_THE PROBLEM_: Every record should be copied exactly, except that pictures are to be omitted.

_SUPPLIED INFORMATION_:

* begin *

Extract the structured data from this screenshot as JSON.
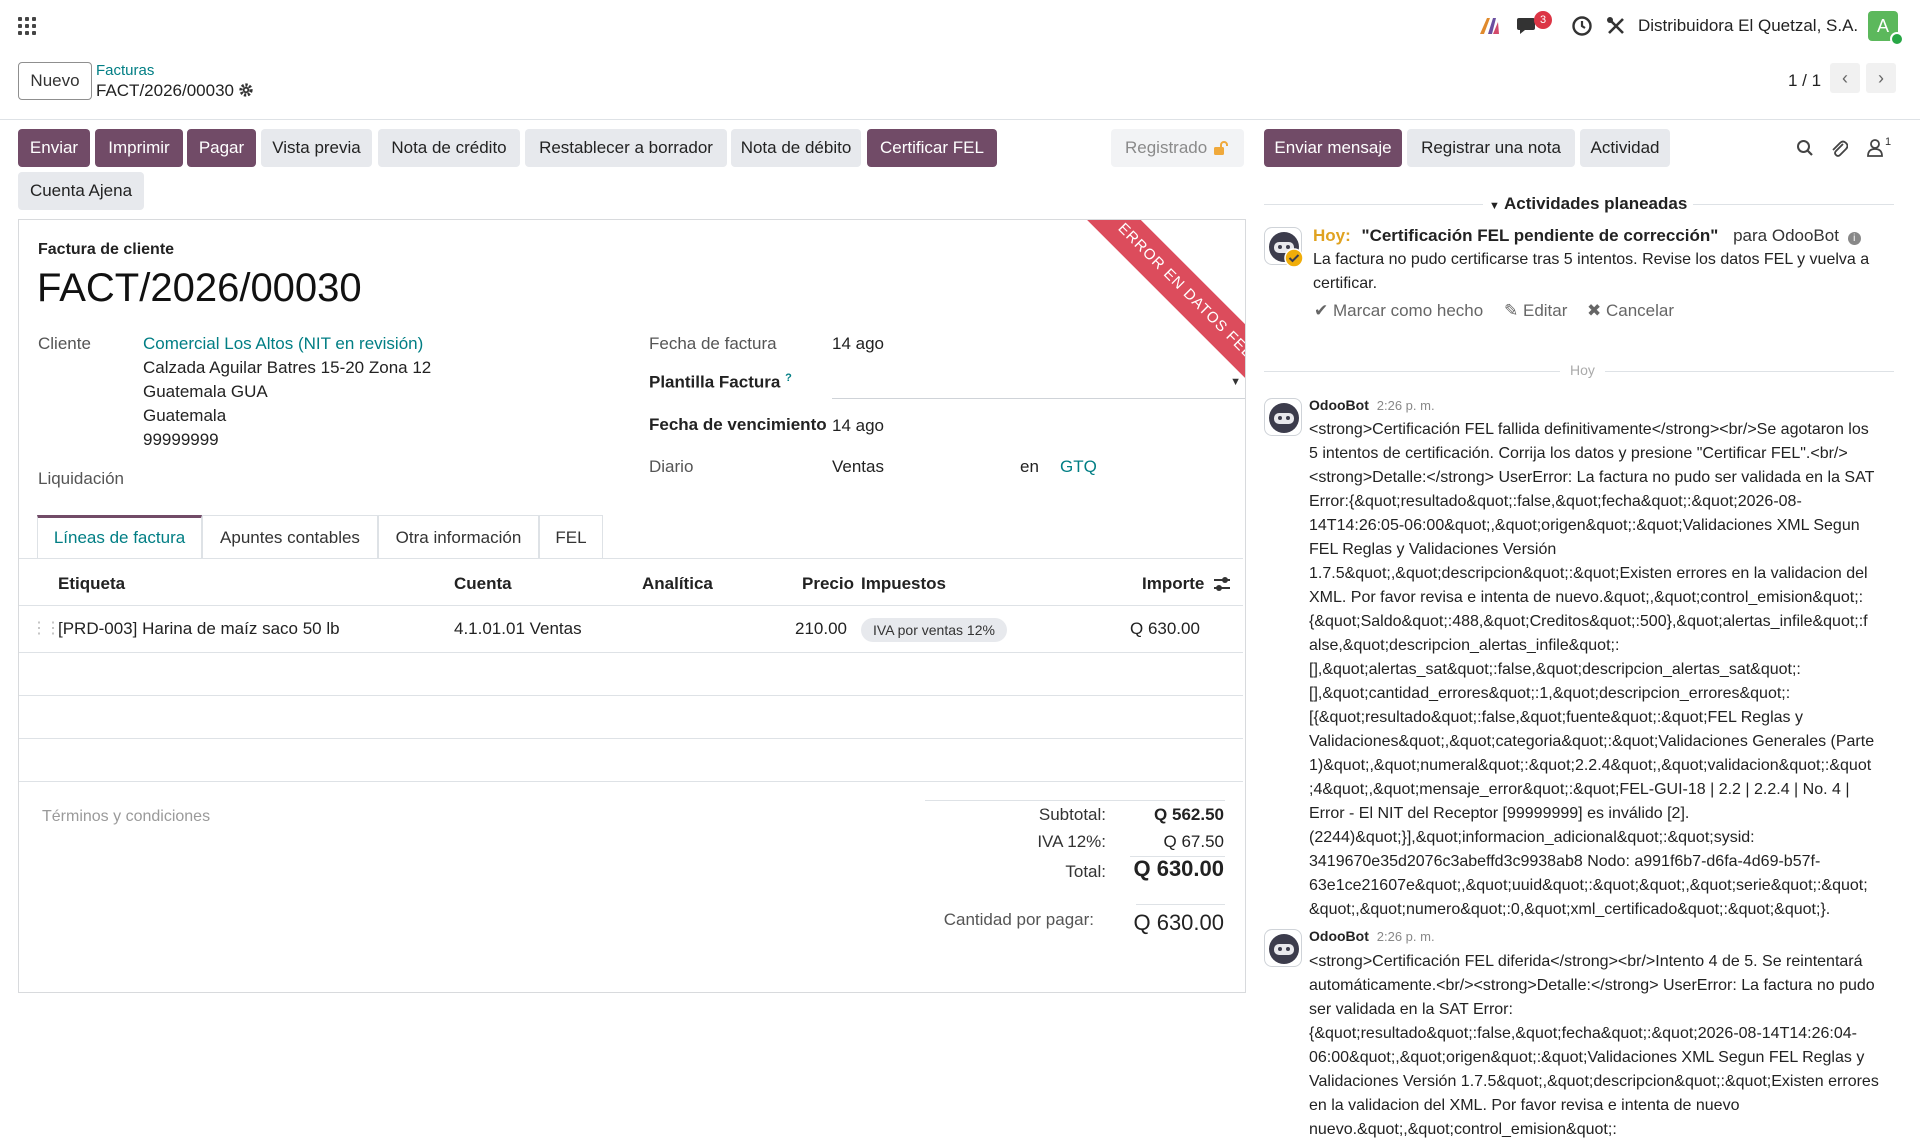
{
  "company": "Distribuidora El Quetzal, S.A.",
  "avatar_letter": "A",
  "messages_badge": "3",
  "breadcrumb": {
    "parent": "Facturas",
    "current": "FACT/2026/00030"
  },
  "new_button": "Nuevo",
  "pager": "1 / 1",
  "actions": {
    "enviar": "Enviar",
    "imprimir": "Imprimir",
    "pagar": "Pagar",
    "vista_previa": "Vista previa",
    "nota_credito": "Nota de crédito",
    "restablecer": "Restablecer a borrador",
    "nota_debito": "Nota de débito",
    "certificar": "Certificar FEL",
    "cuenta_ajena": "Cuenta Ajena",
    "status": "Registrado"
  },
  "ribbon": "ERROR EN DATOS FEL",
  "invoice": {
    "type_label": "Factura de cliente",
    "number": "FACT/2026/00030",
    "cliente_label": "Cliente",
    "cliente_name": "Comercial Los Altos (NIT en revisión)",
    "address": [
      "Calzada Aguilar Batres 15-20 Zona 12",
      "Guatemala GUA",
      "Guatemala",
      "99999999"
    ],
    "liquidacion_label": "Liquidación",
    "fecha_label": "Fecha de factura",
    "fecha_value": "14 ago",
    "plantilla_label": "Plantilla Factura",
    "plantilla_help": "?",
    "vencimiento_label": "Fecha de vencimiento",
    "vencimiento_value": "14 ago",
    "diario_label": "Diario",
    "diario_value": "Ventas",
    "en_label": "en",
    "currency": "GTQ"
  },
  "tabs": [
    "Líneas de factura",
    "Apuntes contables",
    "Otra información",
    "FEL"
  ],
  "table": {
    "headers": [
      "Etiqueta",
      "Cuenta",
      "Analítica",
      "Precio",
      "Impuestos",
      "Importe"
    ],
    "rows": [
      {
        "etiqueta": "[PRD-003] Harina de maíz saco 50 lb",
        "cuenta": "4.1.01.01 Ventas",
        "precio": "210.00",
        "impuesto": "IVA por ventas 12%",
        "importe": "Q 630.00"
      }
    ]
  },
  "terms_placeholder": "Términos y condiciones",
  "totals": {
    "subtotal_label": "Subtotal:",
    "subtotal": "Q 562.50",
    "iva_label": "IVA 12%:",
    "iva": "Q 67.50",
    "total_label": "Total:",
    "total": "Q 630.00",
    "due_label": "Cantidad por pagar:",
    "due": "Q 630.00"
  },
  "chatter": {
    "send_message": "Enviar mensaje",
    "log_note": "Registrar una nota",
    "activity": "Actividad",
    "followers_count": "1",
    "planned_title": "Actividades planeadas",
    "activity_today": "Hoy:",
    "activity_title": "\"Certificación FEL pendiente de corrección\"",
    "activity_for": "para OdooBot",
    "activity_note": "La factura no pudo certificarse tras 5 intentos. Revise los datos FEL y vuelva a certificar.",
    "mark_done": "Marcar como hecho",
    "edit": "Editar",
    "cancel": "Cancelar",
    "date_sep": "Hoy",
    "messages": [
      {
        "author": "OdooBot",
        "time": "2:26 p. m.",
        "lines": [
          "<strong>Certificación FEL fallida definitivamente</strong><br/>Se agotaron los",
          "5 intentos de certificación. Corrija los datos y presione \"Certificar FEL\".<br/>",
          "<strong>Detalle:</strong> UserError: La factura no pudo ser validada en la SAT",
          "Error:{&quot;resultado&quot;:false,&quot;fecha&quot;:&quot;2026-08-",
          "14T14:26:05-06:00&quot;,&quot;origen&quot;:&quot;Validaciones XML Segun",
          "FEL Reglas y Validaciones Versión",
          "1.7.5&quot;,&quot;descripcion&quot;:&quot;Existen errores en la validacion del",
          "XML. Por favor revisa e intenta de nuevo.&quot;,&quot;control_emision&quot;:",
          "{&quot;Saldo&quot;:488,&quot;Creditos&quot;:500},&quot;alertas_infile&quot;:f",
          "alse,&quot;descripcion_alertas_infile&quot;:",
          "[],&quot;alertas_sat&quot;:false,&quot;descripcion_alertas_sat&quot;:",
          "[],&quot;cantidad_errores&quot;:1,&quot;descripcion_errores&quot;:",
          "[{&quot;resultado&quot;:false,&quot;fuente&quot;:&quot;FEL Reglas y",
          "Validaciones&quot;,&quot;categoria&quot;:&quot;Validaciones Generales (Parte",
          "1)&quot;,&quot;numeral&quot;:&quot;2.2.4&quot;,&quot;validacion&quot;:&quot",
          ";4&quot;,&quot;mensaje_error&quot;:&quot;FEL-GUI-18 | 2.2 | 2.2.4 | No. 4 |",
          "Error - El NIT del Receptor [99999999] es inválido [2].",
          "(2244)&quot;}],&quot;informacion_adicional&quot;:&quot;sysid:",
          "3419670e35d2076c3abeffd3c9938ab8 Nodo: a991f6b7-d6fa-4d69-b57f-",
          "63e1ce21607e&quot;,&quot;uuid&quot;:&quot;&quot;,&quot;serie&quot;:&quot;",
          "&quot;,&quot;numero&quot;:0,&quot;xml_certificado&quot;:&quot;&quot;}."
        ]
      },
      {
        "author": "OdooBot",
        "time": "2:26 p. m.",
        "lines": [
          "<strong>Certificación FEL diferida</strong><br/>Intento 4 de 5. Se reintentará",
          "automáticamente.<br/><strong>Detalle:</strong> UserError: La factura no pudo",
          "ser validada en la SAT Error:",
          "{&quot;resultado&quot;:false,&quot;fecha&quot;:&quot;2026-08-14T14:26:04-",
          "06:00&quot;,&quot;origen&quot;:&quot;Validaciones XML Segun FEL Reglas y",
          "Validaciones Versión 1.7.5&quot;,&quot;descripcion&quot;:&quot;Existen errores",
          "en la validacion del XML. Por favor revisa e intenta de nuevo",
          "nuevo.&quot;,&quot;control_emision&quot;:"
        ]
      }
    ]
  }
}
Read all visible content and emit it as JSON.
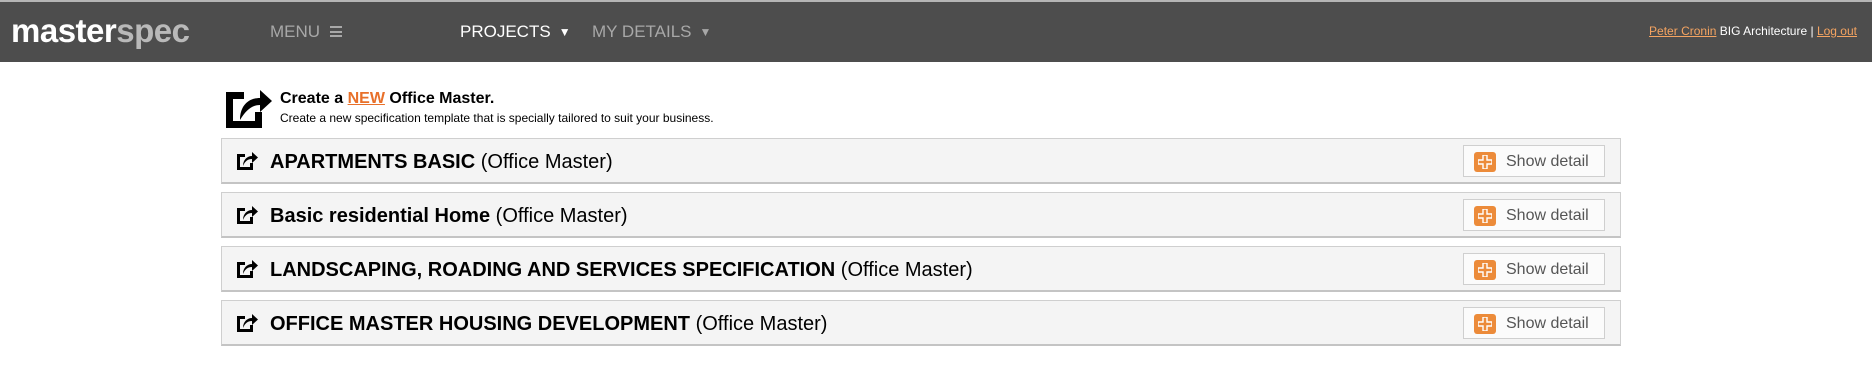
{
  "header": {
    "logo_part1": "master",
    "logo_part2": "spec",
    "nav": {
      "menu_label": "MENU",
      "projects_label": "PROJECTS",
      "details_label": "MY DETAILS"
    },
    "user": {
      "name": "Peter Cronin",
      "company": "BIG Architecture",
      "separator": "|",
      "logout": "Log out"
    }
  },
  "create": {
    "title_prefix": "Create a",
    "title_new": "NEW",
    "title_suffix": "Office Master.",
    "subtitle": "Create a new specification template that is specially tailored to suit your business."
  },
  "masters": [
    {
      "name": "APARTMENTS BASIC",
      "type": "(Office Master)",
      "button": "Show detail"
    },
    {
      "name": "Basic residential Home",
      "type": "(Office Master)",
      "button": "Show detail"
    },
    {
      "name": "LANDSCAPING, ROADING AND SERVICES SPECIFICATION",
      "type": "(Office Master)",
      "button": "Show detail"
    },
    {
      "name": "OFFICE MASTER HOUSING DEVELOPMENT",
      "type": "(Office Master)",
      "button": "Show detail"
    }
  ],
  "colors": {
    "topbar": "#4d4d4d",
    "accent": "#ec8b3a",
    "user_link": "#f5a461"
  },
  "icons": [
    "hamburger-icon",
    "caret-down-icon",
    "share-out-icon",
    "plus-icon"
  ]
}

* end *

_EXERCISE RESULT_:
Extract the structured data from this screenshot as JSON.
{
  "company": "Distribuidora El Quetzal, S.A.",
  "avatar_letter": "A",
  "messages_badge": "3",
  "breadcrumb": {
    "parent": "Facturas",
    "current": "FACT/2026/00030"
  },
  "new_button": "Nuevo",
  "pager": "1 / 1",
  "actions": {
    "enviar": "Enviar",
    "imprimir": "Imprimir",
    "pagar": "Pagar",
    "vista_previa": "Vista previa",
    "nota_credito": "Nota de crédito",
    "restablecer": "Restablecer a borrador",
    "nota_debito": "Nota de débito",
    "certificar": "Certificar FEL",
    "cuenta_ajena": "Cuenta Ajena",
    "status": "Registrado"
  },
  "ribbon": "ERROR EN DATOS FEL",
  "invoice": {
    "type_label": "Factura de cliente",
    "number": "FACT/2026/00030",
    "cliente_label": "Cliente",
    "cliente_name": "Comercial Los Altos (NIT en revisión)",
    "address": [
      "Calzada Aguilar Batres 15-20 Zona 12",
      "Guatemala GUA",
      "Guatemala",
      "99999999"
    ],
    "liquidacion_label": "Liquidación",
    "fecha_label": "Fecha de factura",
    "fecha_value": "14 ago",
    "plantilla_label": "Plantilla Factura",
    "plantilla_help": "?",
    "vencimiento_label": "Fecha de vencimiento",
    "vencimiento_value": "14 ago",
    "diario_label": "Diario",
    "diario_value": "Ventas",
    "en_label": "en",
    "currency": "GTQ"
  },
  "tabs": [
    "Líneas de factura",
    "Apuntes contables",
    "Otra información",
    "FEL"
  ],
  "table": {
    "headers": [
      "Etiqueta",
      "Cuenta",
      "Analítica",
      "Precio",
      "Impuestos",
      "Importe"
    ],
    "rows": [
      {
        "etiqueta": "[PRD-003] Harina de maíz saco 50 lb",
        "cuenta": "4.1.01.01 Ventas",
        "precio": "210.00",
        "impuesto": "IVA por ventas 12%",
        "importe": "Q 630.00"
      }
    ]
  },
  "terms_placeholder": "Términos y condiciones",
  "totals": {
    "subtotal_label": "Subtotal:",
    "subtotal": "Q 562.50",
    "iva_label": "IVA 12%:",
    "iva": "Q 67.50",
    "total_label": "Total:",
    "total": "Q 630.00",
    "due_label": "Cantidad por pagar:",
    "due": "Q 630.00"
  },
  "chatter": {
    "send_message": "Enviar mensaje",
    "log_note": "Registrar una nota",
    "activity": "Actividad",
    "followers_count": "1",
    "planned_title": "Actividades planeadas",
    "activity_today": "Hoy:",
    "activity_title": "\"Certificación FEL pendiente de corrección\"",
    "activity_for": "para OdooBot",
    "activity_note": "La factura no pudo certificarse tras 5 intentos. Revise los datos FEL y vuelva a certificar.",
    "mark_done": "Marcar como hecho",
    "edit": "Editar",
    "cancel": "Cancelar",
    "date_sep": "Hoy",
    "messages": [
      {
        "author": "OdooBot",
        "time": "2:26 p. m.",
        "lines": [
          "<strong>Certificación FEL fallida definitivamente</strong><br/>Se agotaron los",
          "5 intentos de certificación. Corrija los datos y presione \"Certificar FEL\".<br/>",
          "<strong>Detalle:</strong> UserError: La factura no pudo ser validada en la SAT",
          "Error:{&quot;resultado&quot;:false,&quot;fecha&quot;:&quot;2026-08-",
          "14T14:26:05-06:00&quot;,&quot;origen&quot;:&quot;Validaciones XML Segun",
          "FEL Reglas y Validaciones Versión",
          "1.7.5&quot;,&quot;descripcion&quot;:&quot;Existen errores en la validacion del",
          "XML. Por favor revisa e intenta de nuevo.&quot;,&quot;control_emision&quot;:",
          "{&quot;Saldo&quot;:488,&quot;Creditos&quot;:500},&quot;alertas_infile&quot;:f",
          "alse,&quot;descripcion_alertas_infile&quot;:",
          "[],&quot;alertas_sat&quot;:false,&quot;descripcion_alertas_sat&quot;:",
          "[],&quot;cantidad_errores&quot;:1,&quot;descripcion_errores&quot;:",
          "[{&quot;resultado&quot;:false,&quot;fuente&quot;:&quot;FEL Reglas y",
          "Validaciones&quot;,&quot;categoria&quot;:&quot;Validaciones Generales (Parte",
          "1)&quot;,&quot;numeral&quot;:&quot;2.2.4&quot;,&quot;validacion&quot;:&quot",
          ";4&quot;,&quot;mensaje_error&quot;:&quot;FEL-GUI-18 | 2.2 | 2.2.4 | No. 4 |",
          "Error - El NIT del Receptor [99999999] es inválido [2].",
          "(2244)&quot;}],&quot;informacion_adicional&quot;:&quot;sysid:",
          "3419670e35d2076c3abeffd3c9938ab8 Nodo: a991f6b7-d6fa-4d69-b57f-",
          "63e1ce21607e&quot;,&quot;uuid&quot;:&quot;&quot;,&quot;serie&quot;:&quot;",
          "&quot;,&quot;numero&quot;:0,&quot;xml_certificado&quot;:&quot;&quot;}."
        ]
      },
      {
        "author": "OdooBot",
        "time": "2:26 p. m.",
        "lines": [
          "<strong>Certificación FEL diferida</strong><br/>Intento 4 de 5. Se reintentará",
          "automáticamente.<br/><strong>Detalle:</strong> UserError: La factura no pudo",
          "ser validada en la SAT Error:",
          "{&quot;resultado&quot;:false,&quot;fecha&quot;:&quot;2026-08-14T14:26:04-",
          "06:00&quot;,&quot;origen&quot;:&quot;Validaciones XML Segun FEL Reglas y",
          "Validaciones Versión 1.7.5&quot;,&quot;descripcion&quot;:&quot;Existen errores",
          "en la validacion del XML. Por favor revisa e intenta de nuevo",
          "nuevo.&quot;,&quot;control_emision&quot;:"
        ]
      }
    ]
  }
}
Read all visible content and emit it as JSON.
{
  "header": {
    "logo_part1": "master",
    "logo_part2": "spec",
    "nav": {
      "menu_label": "MENU",
      "projects_label": "PROJECTS",
      "details_label": "MY DETAILS"
    },
    "user": {
      "name": "Peter Cronin",
      "company": "BIG Architecture",
      "separator": "|",
      "logout": "Log out"
    }
  },
  "create": {
    "title_prefix": "Create a",
    "title_new": "NEW",
    "title_suffix": "Office Master.",
    "subtitle": "Create a new specification template that is specially tailored to suit your business."
  },
  "masters": [
    {
      "name": "APARTMENTS BASIC",
      "type": "(Office Master)",
      "button": "Show detail"
    },
    {
      "name": "Basic residential Home",
      "type": "(Office Master)",
      "button": "Show detail"
    },
    {
      "name": "LANDSCAPING, ROADING AND SERVICES SPECIFICATION",
      "type": "(Office Master)",
      "button": "Show detail"
    },
    {
      "name": "OFFICE MASTER HOUSING DEVELOPMENT",
      "type": "(Office Master)",
      "button": "Show detail"
    }
  ],
  "colors": {
    "topbar": "#4d4d4d",
    "accent": "#ec8b3a",
    "user_link": "#f5a461"
  },
  "icons": [
    "hamburger-icon",
    "caret-down-icon",
    "share-out-icon",
    "plus-icon"
  ]
}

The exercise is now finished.